- [CHALLENGE]: Exactly as they appear, output all of the records. Skip any images.

[Structured figure records]
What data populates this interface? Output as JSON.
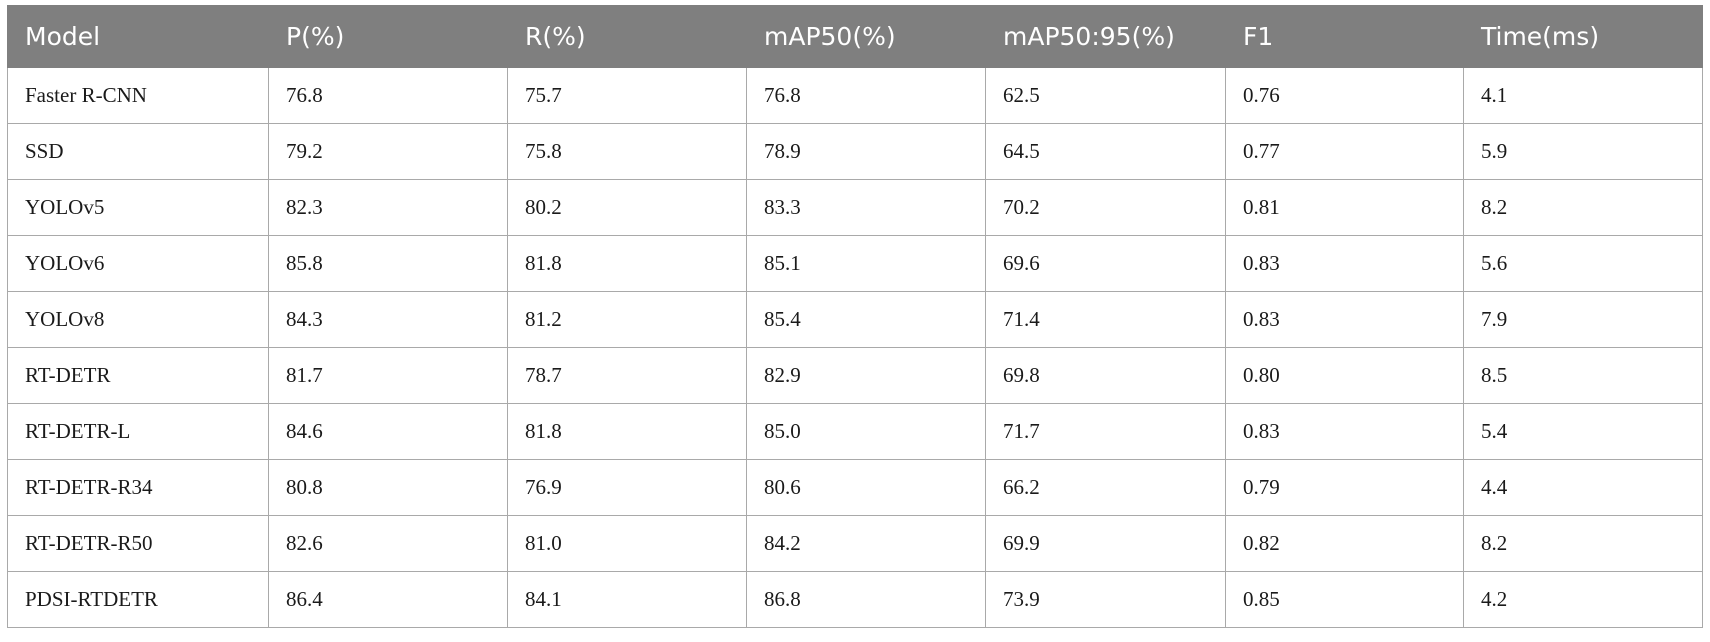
{
  "table": {
    "headers": [
      "Model",
      "P(%)",
      "R(%)",
      "mAP50(%)",
      "mAP50:95(%)",
      "F1",
      "Time(ms)"
    ],
    "rows": [
      [
        "Faster R-CNN",
        "76.8",
        "75.7",
        "76.8",
        "62.5",
        "0.76",
        "4.1"
      ],
      [
        "SSD",
        "79.2",
        "75.8",
        "78.9",
        "64.5",
        "0.77",
        "5.9"
      ],
      [
        "YOLOv5",
        "82.3",
        "80.2",
        "83.3",
        "70.2",
        "0.81",
        "8.2"
      ],
      [
        "YOLOv6",
        "85.8",
        "81.8",
        "85.1",
        "69.6",
        "0.83",
        "5.6"
      ],
      [
        "YOLOv8",
        "84.3",
        "81.2",
        "85.4",
        "71.4",
        "0.83",
        "7.9"
      ],
      [
        "RT-DETR",
        "81.7",
        "78.7",
        "82.9",
        "69.8",
        "0.80",
        "8.5"
      ],
      [
        "RT-DETR-L",
        "84.6",
        "81.8",
        "85.0",
        "71.7",
        "0.83",
        "5.4"
      ],
      [
        "RT-DETR-R34",
        "80.8",
        "76.9",
        "80.6",
        "66.2",
        "0.79",
        "4.4"
      ],
      [
        "RT-DETR-R50",
        "82.6",
        "81.0",
        "84.2",
        "69.9",
        "0.82",
        "8.2"
      ],
      [
        "PDSI-RTDETR",
        "86.4",
        "84.1",
        "86.8",
        "73.9",
        "0.85",
        "4.2"
      ]
    ]
  }
}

- [COMPLETED TASK]:
What data populates this interface? Output as JSON.
{
  "table": {
    "headers": [
      "Model",
      "P(%)",
      "R(%)",
      "mAP50(%)",
      "mAP50:95(%)",
      "F1",
      "Time(ms)"
    ],
    "rows": [
      [
        "Faster R-CNN",
        "76.8",
        "75.7",
        "76.8",
        "62.5",
        "0.76",
        "4.1"
      ],
      [
        "SSD",
        "79.2",
        "75.8",
        "78.9",
        "64.5",
        "0.77",
        "5.9"
      ],
      [
        "YOLOv5",
        "82.3",
        "80.2",
        "83.3",
        "70.2",
        "0.81",
        "8.2"
      ],
      [
        "YOLOv6",
        "85.8",
        "81.8",
        "85.1",
        "69.6",
        "0.83",
        "5.6"
      ],
      [
        "YOLOv8",
        "84.3",
        "81.2",
        "85.4",
        "71.4",
        "0.83",
        "7.9"
      ],
      [
        "RT-DETR",
        "81.7",
        "78.7",
        "82.9",
        "69.8",
        "0.80",
        "8.5"
      ],
      [
        "RT-DETR-L",
        "84.6",
        "81.8",
        "85.0",
        "71.7",
        "0.83",
        "5.4"
      ],
      [
        "RT-DETR-R34",
        "80.8",
        "76.9",
        "80.6",
        "66.2",
        "0.79",
        "4.4"
      ],
      [
        "RT-DETR-R50",
        "82.6",
        "81.0",
        "84.2",
        "69.9",
        "0.82",
        "8.2"
      ],
      [
        "PDSI-RTDETR",
        "86.4",
        "84.1",
        "86.8",
        "73.9",
        "0.85",
        "4.2"
      ]
    ]
  }
}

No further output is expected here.